== Data section

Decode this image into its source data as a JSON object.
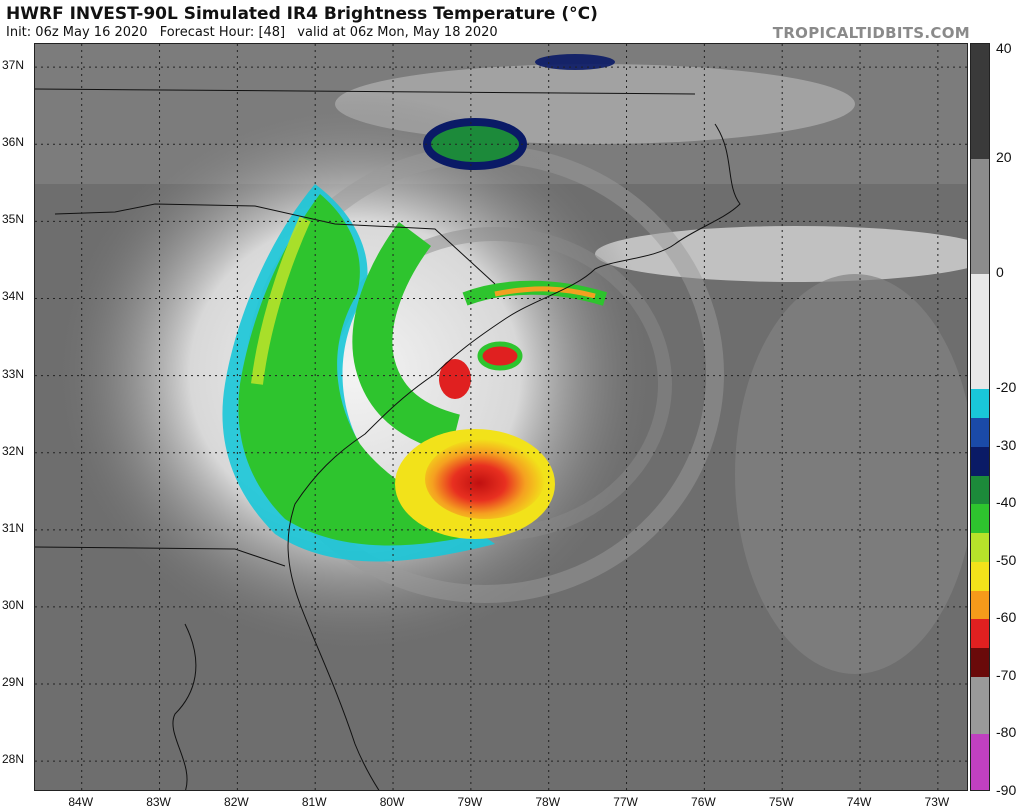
{
  "header": {
    "title": "HWRF INVEST-90L Simulated IR4 Brightness Temperature (°C)",
    "init": "Init: 06z May 16 2020",
    "forecast_hour": "Forecast Hour: [48]",
    "valid": "valid at 06z Mon, May 18 2020",
    "brand": "TROPICALTIDBITS.COM"
  },
  "map": {
    "lat_labels": [
      "37N",
      "36N",
      "35N",
      "34N",
      "33N",
      "32N",
      "31N",
      "30N",
      "29N",
      "28N"
    ],
    "lon_labels": [
      "84W",
      "83W",
      "82W",
      "81W",
      "80W",
      "79W",
      "78W",
      "77W",
      "76W",
      "75W",
      "74W",
      "73W"
    ],
    "lat_range": [
      27.6,
      37.3
    ],
    "lon_range": [
      -84.6,
      -72.6
    ]
  },
  "colorbar": {
    "labels": [
      "40",
      "20",
      "0",
      "-20",
      "-30",
      "-40",
      "-50",
      "-60",
      "-70",
      "-80",
      "-90"
    ],
    "values": [
      40,
      20,
      0,
      -20,
      -30,
      -40,
      -50,
      -60,
      -70,
      -80,
      -90
    ],
    "range": [
      -90,
      40
    ],
    "segments": [
      {
        "from": 40,
        "to": 20,
        "color": "#3a3a3a"
      },
      {
        "from": 20,
        "to": 0,
        "color": "#8c8c8c"
      },
      {
        "from": 0,
        "to": -20,
        "color": "#e8e8e8"
      },
      {
        "from": -20,
        "to": -25,
        "color": "#19c6d8"
      },
      {
        "from": -25,
        "to": -30,
        "color": "#1a4aa8"
      },
      {
        "from": -30,
        "to": -35,
        "color": "#0a1a66"
      },
      {
        "from": -35,
        "to": -40,
        "color": "#1c8a3a"
      },
      {
        "from": -40,
        "to": -45,
        "color": "#2ec42e"
      },
      {
        "from": -45,
        "to": -50,
        "color": "#b6e22a"
      },
      {
        "from": -50,
        "to": -55,
        "color": "#f2e21a"
      },
      {
        "from": -55,
        "to": -60,
        "color": "#f59a1a"
      },
      {
        "from": -60,
        "to": -65,
        "color": "#e02020"
      },
      {
        "from": -65,
        "to": -70,
        "color": "#6a0a0a"
      },
      {
        "from": -70,
        "to": -80,
        "color": "#9a9a9a"
      },
      {
        "from": -80,
        "to": -90,
        "color": "#c040c0"
      }
    ]
  }
}
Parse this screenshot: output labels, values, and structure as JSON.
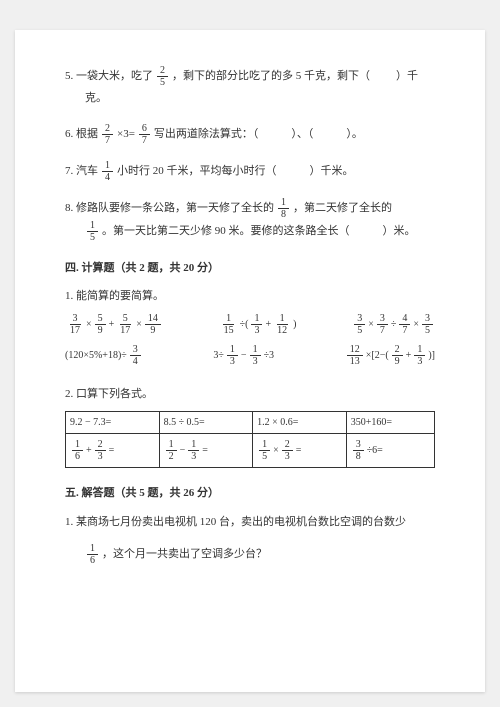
{
  "q5": {
    "prefix": "5. 一袋大米，吃了",
    "frac": {
      "n": "2",
      "d": "5"
    },
    "mid": "，剩下的部分比吃了的多 5 千克，剩下（",
    "blank": "　　",
    "suffix": "）千",
    "line2": "克。"
  },
  "q6": {
    "prefix": "6. 根据",
    "frac1": {
      "n": "2",
      "d": "7"
    },
    "times": " ×3=",
    "frac2": {
      "n": "6",
      "d": "7"
    },
    "text": " 写出两道除法算式：（　　　）、（　　　）。"
  },
  "q7": {
    "prefix": "7. 汽车",
    "frac": {
      "n": "1",
      "d": "4"
    },
    "text": " 小时行 20 千米，平均每小时行（　　　）千米。"
  },
  "q8": {
    "line1_prefix": "8. 修路队要修一条公路，第一天修了全长的",
    "frac1": {
      "n": "1",
      "d": "8"
    },
    "line1_suffix": "，第二天修了全长的",
    "frac2": {
      "n": "1",
      "d": "5"
    },
    "line2": "。第一天比第二天少修 90 米。要修的这条路全长（　　　）米。"
  },
  "section4": {
    "title": "四. 计算题（共 2 题，共 20 分）",
    "sub1": "1. 能简算的要简算。",
    "sub2": "2. 口算下列各式。"
  },
  "exprs": {
    "e1": {
      "parts": [
        "3/17",
        "×",
        "5/9",
        "+",
        "5/17",
        "×",
        "14/9"
      ]
    },
    "e2": {
      "parts": [
        "1/15",
        "÷(",
        "1/3",
        "+",
        "1/12",
        ")"
      ]
    },
    "e3": {
      "parts": [
        "3/5",
        "×",
        "3/7",
        "÷",
        "4/7",
        "×",
        "3/5"
      ]
    },
    "e4": {
      "parts": [
        "(120×5%+18)÷",
        "3/4"
      ]
    },
    "e5": {
      "parts": [
        "3÷",
        "1/3",
        "−",
        "1/3",
        "÷3"
      ]
    },
    "e6": {
      "parts": [
        "12/13",
        "×[2−(",
        "2/9",
        "+",
        "1/3",
        ")]"
      ]
    }
  },
  "table": {
    "r1": [
      "9.2 − 7.3=",
      "8.5 ÷ 0.5=",
      "1.2 × 0.6=",
      "350+160="
    ],
    "r2": {
      "c1": {
        "f1": {
          "n": "1",
          "d": "6"
        },
        "op": "+",
        "f2": {
          "n": "2",
          "d": "3"
        },
        "eq": "="
      },
      "c2": {
        "f1": {
          "n": "1",
          "d": "2"
        },
        "op": "−",
        "f2": {
          "n": "1",
          "d": "3"
        },
        "eq": "="
      },
      "c3": {
        "f1": {
          "n": "1",
          "d": "5"
        },
        "op": "×",
        "f2": {
          "n": "2",
          "d": "3"
        },
        "eq": "="
      },
      "c4": {
        "f1": {
          "n": "3",
          "d": "8"
        },
        "op": "÷6="
      }
    }
  },
  "section5": {
    "title": "五. 解答题（共 5 题，共 26 分）",
    "q1_line1": "1. 某商场七月份卖出电视机 120 台，卖出的电视机台数比空调的台数少",
    "q1_frac": {
      "n": "1",
      "d": "6"
    },
    "q1_line2": "，这个月一共卖出了空调多少台？"
  }
}
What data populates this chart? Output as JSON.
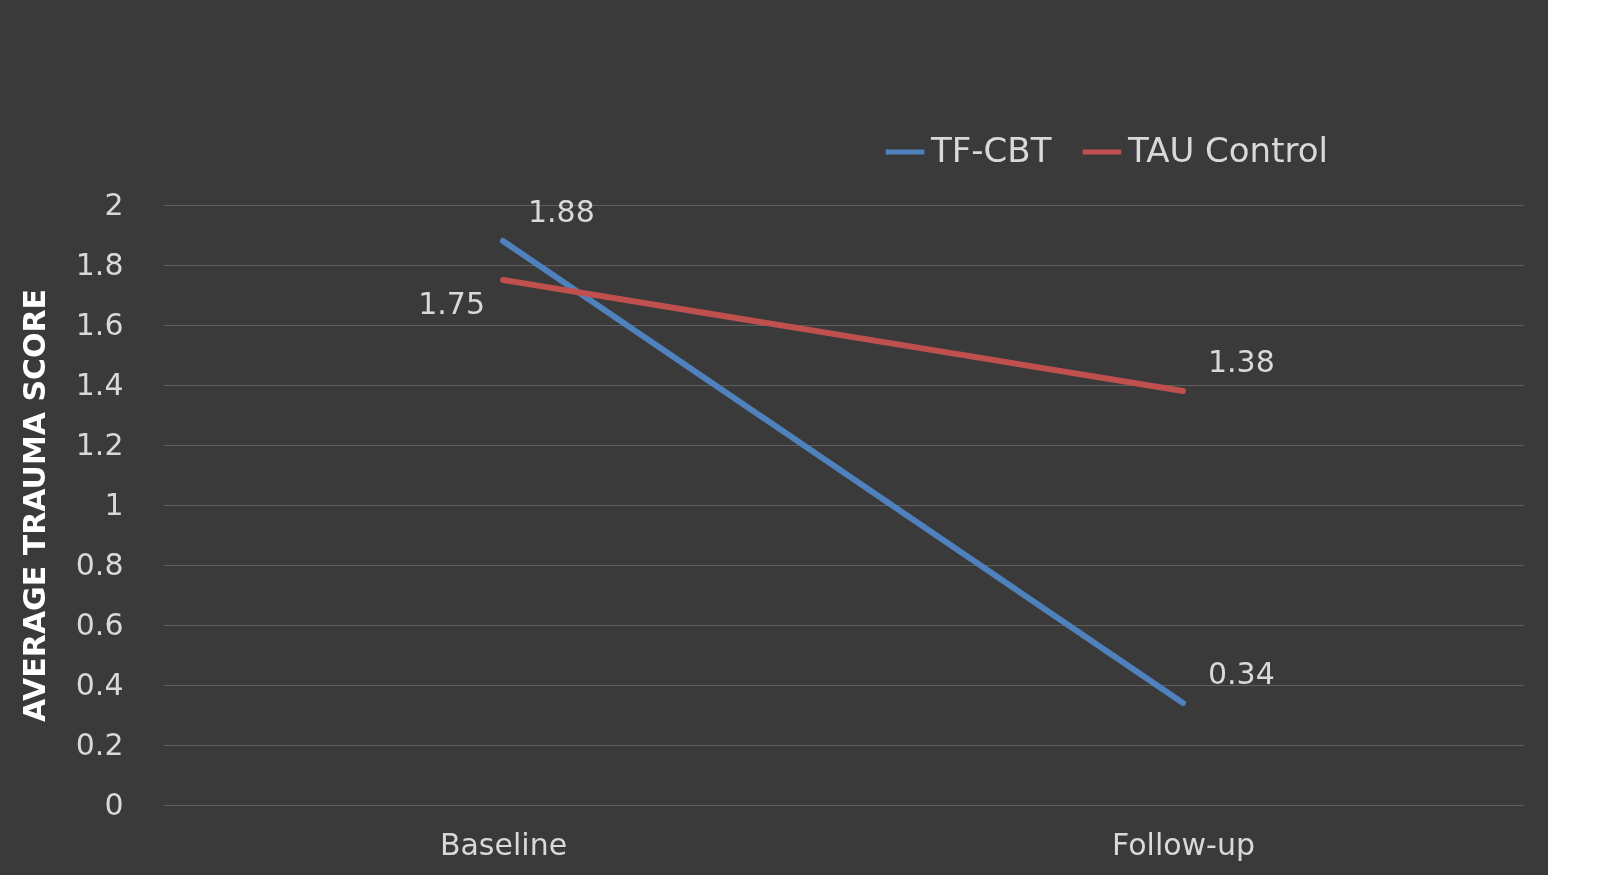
{
  "chart_data": {
    "type": "line",
    "ylabel": "AVERAGE TRAUMA SCORE",
    "categories": [
      "Baseline",
      "Follow-up"
    ],
    "series": [
      {
        "name": "TF-CBT",
        "color": "#4f81bd",
        "values": [
          1.88,
          0.34
        ]
      },
      {
        "name": "TAU Control",
        "color": "#c0504d",
        "values": [
          1.75,
          1.38
        ]
      }
    ],
    "ylim": [
      0,
      2
    ],
    "yticks": [
      0,
      0.2,
      0.4,
      0.6,
      0.8,
      1,
      1.2,
      1.4,
      1.6,
      1.8,
      2
    ],
    "grid": "y",
    "legend": "top right",
    "data_labels": true,
    "marker": "none",
    "line_style": "solid"
  }
}
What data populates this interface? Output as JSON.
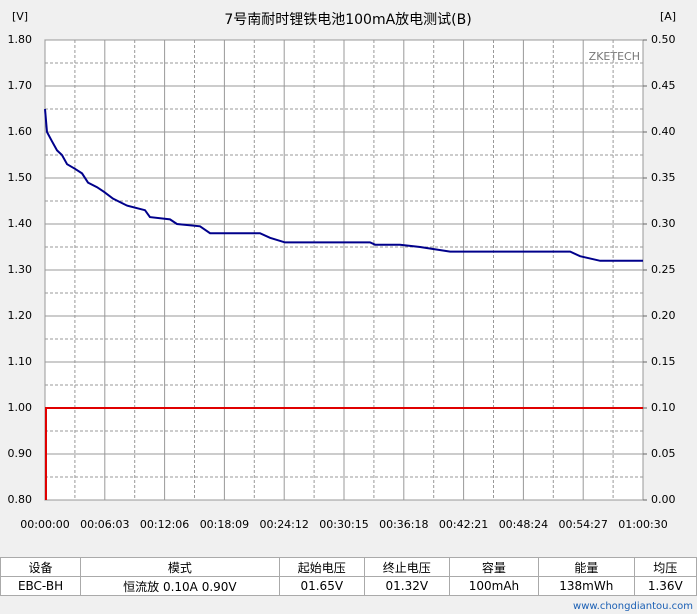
{
  "chart_data": {
    "type": "line",
    "title": "7号南耐时锂铁电池100mA放电测试(B)",
    "y_unit": "[V]",
    "y2_unit": "[A]",
    "annotation": "ZKETECH",
    "xlim": [
      0,
      3630
    ],
    "xticks": [
      {
        "value": 0,
        "label": "00:00:00"
      },
      {
        "value": 363,
        "label": "00:06:03"
      },
      {
        "value": 726,
        "label": "00:12:06"
      },
      {
        "value": 1089,
        "label": "00:18:09"
      },
      {
        "value": 1452,
        "label": "00:24:12"
      },
      {
        "value": 1815,
        "label": "00:30:15"
      },
      {
        "value": 2178,
        "label": "00:36:18"
      },
      {
        "value": 2541,
        "label": "00:42:21"
      },
      {
        "value": 2904,
        "label": "00:48:24"
      },
      {
        "value": 3267,
        "label": "00:54:27"
      },
      {
        "value": 3630,
        "label": "01:00:30"
      }
    ],
    "ylim": [
      0.8,
      1.8
    ],
    "yticks": [
      {
        "value": 0.8,
        "label": "0.80"
      },
      {
        "value": 0.9,
        "label": "0.90"
      },
      {
        "value": 1.0,
        "label": "1.00"
      },
      {
        "value": 1.1,
        "label": "1.10"
      },
      {
        "value": 1.2,
        "label": "1.20"
      },
      {
        "value": 1.3,
        "label": "1.30"
      },
      {
        "value": 1.4,
        "label": "1.40"
      },
      {
        "value": 1.5,
        "label": "1.50"
      },
      {
        "value": 1.6,
        "label": "1.60"
      },
      {
        "value": 1.7,
        "label": "1.70"
      },
      {
        "value": 1.8,
        "label": "1.80"
      }
    ],
    "y2lim": [
      0,
      0.5
    ],
    "y2ticks": [
      {
        "value": 0,
        "label": "0.00"
      },
      {
        "value": 0.05,
        "label": "0.05"
      },
      {
        "value": 0.1,
        "label": "0.10"
      },
      {
        "value": 0.15,
        "label": "0.15"
      },
      {
        "value": 0.2,
        "label": "0.20"
      },
      {
        "value": 0.25,
        "label": "0.25"
      },
      {
        "value": 0.3,
        "label": "0.30"
      },
      {
        "value": 0.35,
        "label": "0.35"
      },
      {
        "value": 0.4,
        "label": "0.40"
      },
      {
        "value": 0.45,
        "label": "0.45"
      },
      {
        "value": 0.5,
        "label": "0.50"
      }
    ],
    "grid": true,
    "series": [
      {
        "color": "#00008b",
        "axis": "y",
        "x": [
          0,
          12,
          42,
          73,
          103,
          134,
          182,
          225,
          261,
          316,
          358,
          413,
          498,
          607,
          637,
          759,
          801,
          941,
          1002,
          1305,
          1366,
          1457,
          1973,
          2004,
          2155,
          2277,
          2459,
          3188,
          3248,
          3370,
          3630
        ],
        "values": [
          1.65,
          1.6,
          1.58,
          1.56,
          1.55,
          1.53,
          1.52,
          1.51,
          1.49,
          1.48,
          1.47,
          1.455,
          1.44,
          1.43,
          1.415,
          1.41,
          1.4,
          1.395,
          1.38,
          1.38,
          1.37,
          1.36,
          1.36,
          1.355,
          1.355,
          1.35,
          1.34,
          1.34,
          1.33,
          1.32,
          1.32
        ]
      },
      {
        "color": "#e00000",
        "axis": "y2",
        "x": [
          6,
          6,
          3630
        ],
        "values": [
          0,
          0.1,
          0.1
        ]
      }
    ]
  },
  "table": {
    "header": [
      "设备",
      "模式",
      "起始电压",
      "终止电压",
      "容量",
      "能量",
      "均压"
    ],
    "rows": [
      [
        "EBC-BH",
        "恒流放 0.10A 0.90V",
        "01.65V",
        "01.32V",
        "100mAh",
        "138mWh",
        "1.36V"
      ]
    ]
  },
  "watermark": "www.chongdiantou.com"
}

====

**Objective**
Show all lines in the entries above where the word "title" appears.

**Output below**
    "title": "HWRF INVEST-90L Simulated IR4 Brightness Temperature (°C)",
    "title": "四. 计算题（共 2 题，共 20 分）",
    "title": "五. 解答题（共 5 题，共 26 分）",
    "title": "7号南耐时锂铁电池100mA放电测试(B)",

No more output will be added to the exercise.